**TASK DIRECTIONS**
Copy each line containing the word "this" from the records that follow, please.
══ STORED DATA ══
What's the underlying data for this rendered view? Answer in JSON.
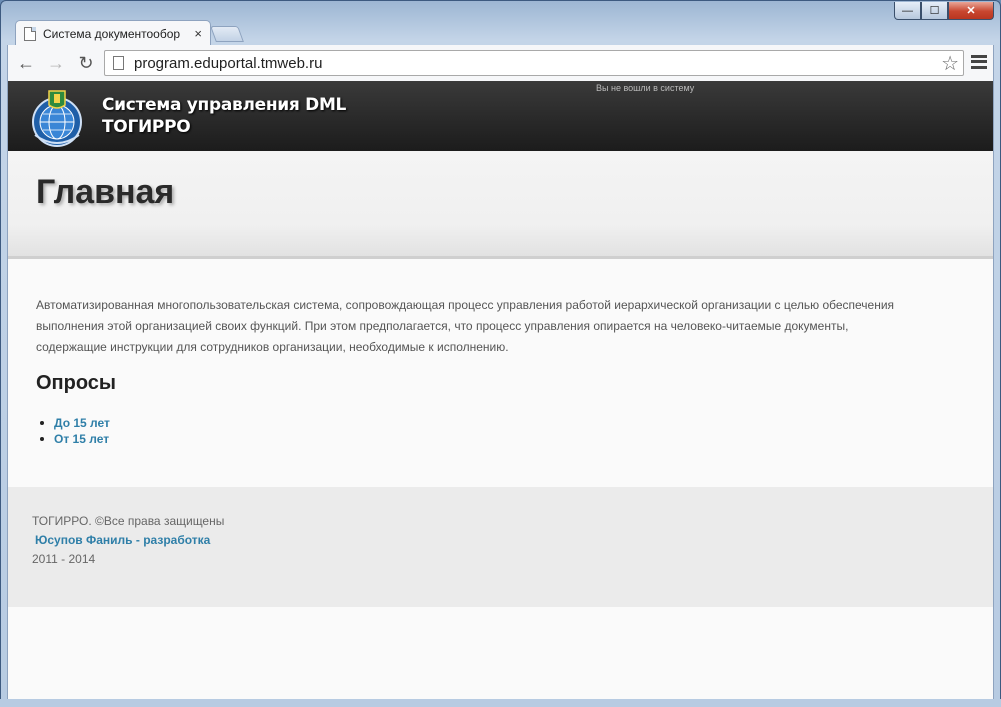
{
  "browser": {
    "tab_title": "Система документообор",
    "tab_close": "×",
    "url": "program.eduportal.tmweb.ru",
    "back_icon": "←",
    "forward_icon": "→",
    "reload_icon": "↻",
    "star_icon": "☆",
    "window_min": "—",
    "window_max": "☐",
    "window_close": "✕"
  },
  "header": {
    "brand_line1": "Система управления DML",
    "brand_line2": "ТОГИРРО",
    "login_status": "Вы не вошли в систему"
  },
  "page": {
    "title": "Главная",
    "intro": "Автоматизированная многопользовательская система, сопровождающая процесс управления работой иерархической организации с целью обеспечения выполнения этой организацией своих функций. При этом предполагается, что процесс управления опирается на человеко-читаемые документы, содержащие инструкции для сотрудников организации, необходимые к исполнению.",
    "polls_title": "Опросы",
    "polls": [
      "До 15 лет",
      "От 15 лет"
    ]
  },
  "footer": {
    "copyright": "ТОГИРРО. ©Все права защищены",
    "developer_link": "Юсупов Фаниль - разработка",
    "years": "2011 - 2014"
  },
  "colors": {
    "link": "#2f7fa8",
    "header_bg": "#2a2a2a"
  }
}
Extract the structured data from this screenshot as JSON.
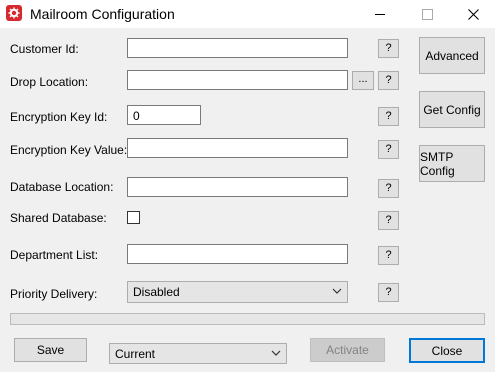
{
  "window": {
    "title": "Mailroom Configuration"
  },
  "colors": {
    "app_icon": "#d7282f",
    "focus_border": "#0078d7"
  },
  "icons": {
    "app": "gear-icon",
    "minimize": "minimize-icon",
    "maximize": "maximize-icon",
    "close": "close-icon",
    "dropdown": "chevron-down-icon"
  },
  "fields": {
    "customer_id": {
      "label": "Customer Id:",
      "value": ""
    },
    "drop_location": {
      "label": "Drop Location:",
      "value": "",
      "browse_label": "..."
    },
    "encryption_key_id": {
      "label": "Encryption Key Id:",
      "value": "0"
    },
    "encryption_key_value": {
      "label": "Encryption Key Value:",
      "value": ""
    },
    "database_location": {
      "label": "Database Location:",
      "value": ""
    },
    "shared_database": {
      "label": "Shared Database:",
      "checked": false
    },
    "department_list": {
      "label": "Department List:",
      "value": ""
    },
    "priority_delivery": {
      "label": "Priority Delivery:",
      "selected": "Disabled"
    }
  },
  "help_label": "?",
  "side_buttons": {
    "advanced": "Advanced",
    "get_config": "Get Config",
    "smtp_config": "SMTP Config"
  },
  "footer": {
    "save": "Save",
    "environment_selected": "Current",
    "activate": "Activate",
    "close": "Close"
  }
}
═══
**FULL OUTPUT**
What's the underlying data for this rendered view? Answer in JSON.
Extract the structured data from this screenshot as JSON.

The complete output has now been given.